TASK INSTRUCTIONS: Select the lines below containing the word "Determinazioni".

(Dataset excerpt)
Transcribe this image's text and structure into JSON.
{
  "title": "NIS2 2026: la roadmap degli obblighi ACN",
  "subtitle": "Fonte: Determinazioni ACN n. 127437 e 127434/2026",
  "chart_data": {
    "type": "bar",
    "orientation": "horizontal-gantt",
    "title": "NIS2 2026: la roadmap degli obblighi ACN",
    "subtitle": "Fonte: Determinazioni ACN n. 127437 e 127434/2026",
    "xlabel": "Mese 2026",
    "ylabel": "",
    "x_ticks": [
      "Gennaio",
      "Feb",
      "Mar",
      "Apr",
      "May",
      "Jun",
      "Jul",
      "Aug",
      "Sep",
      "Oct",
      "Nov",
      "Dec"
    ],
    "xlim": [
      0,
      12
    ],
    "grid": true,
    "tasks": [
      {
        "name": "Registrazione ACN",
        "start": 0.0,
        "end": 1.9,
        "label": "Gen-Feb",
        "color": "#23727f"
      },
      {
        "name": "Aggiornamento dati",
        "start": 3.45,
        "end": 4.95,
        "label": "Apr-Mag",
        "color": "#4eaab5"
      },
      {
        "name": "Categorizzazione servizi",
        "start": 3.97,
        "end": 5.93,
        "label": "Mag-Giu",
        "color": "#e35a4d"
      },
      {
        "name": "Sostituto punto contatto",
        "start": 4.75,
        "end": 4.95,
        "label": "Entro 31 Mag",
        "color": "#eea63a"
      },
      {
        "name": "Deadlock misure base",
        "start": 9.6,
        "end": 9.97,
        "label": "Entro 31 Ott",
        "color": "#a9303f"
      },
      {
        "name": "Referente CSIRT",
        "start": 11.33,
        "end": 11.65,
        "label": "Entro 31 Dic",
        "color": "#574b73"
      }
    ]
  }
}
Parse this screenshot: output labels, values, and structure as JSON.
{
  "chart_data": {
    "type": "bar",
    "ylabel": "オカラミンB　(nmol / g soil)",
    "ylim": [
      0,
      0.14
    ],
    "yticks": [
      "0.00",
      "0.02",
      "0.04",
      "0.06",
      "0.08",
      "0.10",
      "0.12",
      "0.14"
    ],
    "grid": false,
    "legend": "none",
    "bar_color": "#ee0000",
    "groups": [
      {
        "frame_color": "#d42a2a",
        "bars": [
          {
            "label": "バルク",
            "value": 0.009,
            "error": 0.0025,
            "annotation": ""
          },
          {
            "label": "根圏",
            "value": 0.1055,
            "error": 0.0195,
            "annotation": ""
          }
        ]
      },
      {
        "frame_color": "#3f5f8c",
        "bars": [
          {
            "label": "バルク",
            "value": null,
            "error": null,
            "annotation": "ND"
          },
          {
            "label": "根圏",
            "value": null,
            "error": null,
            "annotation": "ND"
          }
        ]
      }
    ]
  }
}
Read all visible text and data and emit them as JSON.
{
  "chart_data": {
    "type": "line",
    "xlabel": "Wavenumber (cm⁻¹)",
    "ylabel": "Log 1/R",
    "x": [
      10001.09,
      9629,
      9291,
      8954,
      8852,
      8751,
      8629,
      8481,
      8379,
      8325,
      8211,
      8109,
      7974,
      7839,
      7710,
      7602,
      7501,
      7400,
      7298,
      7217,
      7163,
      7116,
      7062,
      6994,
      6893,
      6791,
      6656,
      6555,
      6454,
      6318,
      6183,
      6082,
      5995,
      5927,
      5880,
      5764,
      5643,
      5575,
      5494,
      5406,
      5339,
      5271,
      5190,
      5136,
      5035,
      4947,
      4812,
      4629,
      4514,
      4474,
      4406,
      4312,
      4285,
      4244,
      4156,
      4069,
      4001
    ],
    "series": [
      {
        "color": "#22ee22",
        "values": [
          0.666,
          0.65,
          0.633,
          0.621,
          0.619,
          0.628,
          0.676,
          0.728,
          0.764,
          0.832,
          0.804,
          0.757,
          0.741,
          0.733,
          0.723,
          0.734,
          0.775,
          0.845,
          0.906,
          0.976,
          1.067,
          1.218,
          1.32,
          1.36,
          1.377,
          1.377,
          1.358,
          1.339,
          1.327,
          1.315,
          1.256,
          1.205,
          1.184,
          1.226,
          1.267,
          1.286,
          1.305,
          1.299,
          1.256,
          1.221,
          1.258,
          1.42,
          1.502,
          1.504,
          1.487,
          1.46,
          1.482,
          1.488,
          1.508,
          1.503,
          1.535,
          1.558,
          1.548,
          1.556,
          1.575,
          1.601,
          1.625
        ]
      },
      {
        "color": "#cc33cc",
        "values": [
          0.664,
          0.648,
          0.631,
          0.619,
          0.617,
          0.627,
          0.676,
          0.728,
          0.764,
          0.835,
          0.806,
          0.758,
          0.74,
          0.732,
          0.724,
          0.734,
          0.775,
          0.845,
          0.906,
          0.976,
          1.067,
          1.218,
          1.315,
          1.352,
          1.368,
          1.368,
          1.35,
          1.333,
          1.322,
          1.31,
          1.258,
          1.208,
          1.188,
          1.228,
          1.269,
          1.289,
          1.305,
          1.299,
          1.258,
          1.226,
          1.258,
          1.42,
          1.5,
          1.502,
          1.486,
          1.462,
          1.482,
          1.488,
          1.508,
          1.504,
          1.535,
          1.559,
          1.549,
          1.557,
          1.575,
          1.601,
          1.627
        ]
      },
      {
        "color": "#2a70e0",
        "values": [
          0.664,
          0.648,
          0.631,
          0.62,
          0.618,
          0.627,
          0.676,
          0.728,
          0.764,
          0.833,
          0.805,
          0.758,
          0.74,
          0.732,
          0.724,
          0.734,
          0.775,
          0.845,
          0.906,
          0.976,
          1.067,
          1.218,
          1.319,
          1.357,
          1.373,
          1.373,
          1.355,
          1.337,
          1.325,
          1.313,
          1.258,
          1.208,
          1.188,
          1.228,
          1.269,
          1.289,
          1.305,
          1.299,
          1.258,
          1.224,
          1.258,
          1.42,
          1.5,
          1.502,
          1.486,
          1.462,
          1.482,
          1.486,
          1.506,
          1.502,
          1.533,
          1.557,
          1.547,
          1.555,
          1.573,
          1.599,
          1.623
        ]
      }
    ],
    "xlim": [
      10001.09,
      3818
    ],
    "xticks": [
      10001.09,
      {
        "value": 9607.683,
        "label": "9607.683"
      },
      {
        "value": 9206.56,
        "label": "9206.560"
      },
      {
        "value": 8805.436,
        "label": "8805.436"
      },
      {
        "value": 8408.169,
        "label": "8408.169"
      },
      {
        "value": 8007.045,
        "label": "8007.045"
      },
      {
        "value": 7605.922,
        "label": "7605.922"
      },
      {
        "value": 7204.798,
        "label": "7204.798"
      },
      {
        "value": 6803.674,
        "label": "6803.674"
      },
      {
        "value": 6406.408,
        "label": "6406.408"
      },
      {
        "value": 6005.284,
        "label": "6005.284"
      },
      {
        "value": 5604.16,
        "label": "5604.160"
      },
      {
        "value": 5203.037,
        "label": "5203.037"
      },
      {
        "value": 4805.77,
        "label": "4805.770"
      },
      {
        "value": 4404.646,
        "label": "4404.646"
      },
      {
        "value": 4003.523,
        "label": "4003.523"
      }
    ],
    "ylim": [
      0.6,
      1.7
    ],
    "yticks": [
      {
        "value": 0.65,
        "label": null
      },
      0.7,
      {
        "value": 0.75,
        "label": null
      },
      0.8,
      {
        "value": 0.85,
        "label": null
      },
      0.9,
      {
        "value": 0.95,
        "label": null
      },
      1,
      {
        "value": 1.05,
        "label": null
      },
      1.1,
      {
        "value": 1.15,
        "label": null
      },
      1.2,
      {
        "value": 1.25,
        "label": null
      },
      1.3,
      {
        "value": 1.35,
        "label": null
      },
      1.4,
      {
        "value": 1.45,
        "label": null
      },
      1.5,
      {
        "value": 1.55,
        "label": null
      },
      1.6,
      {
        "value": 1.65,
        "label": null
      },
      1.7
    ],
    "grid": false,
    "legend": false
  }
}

TASK RESULT:
  "subtitle": "Fonte: Determinazioni ACN n. 127437 e 127434/2026",
    "subtitle": "Fonte: Determinazioni ACN n. 127437 e 127434/2026",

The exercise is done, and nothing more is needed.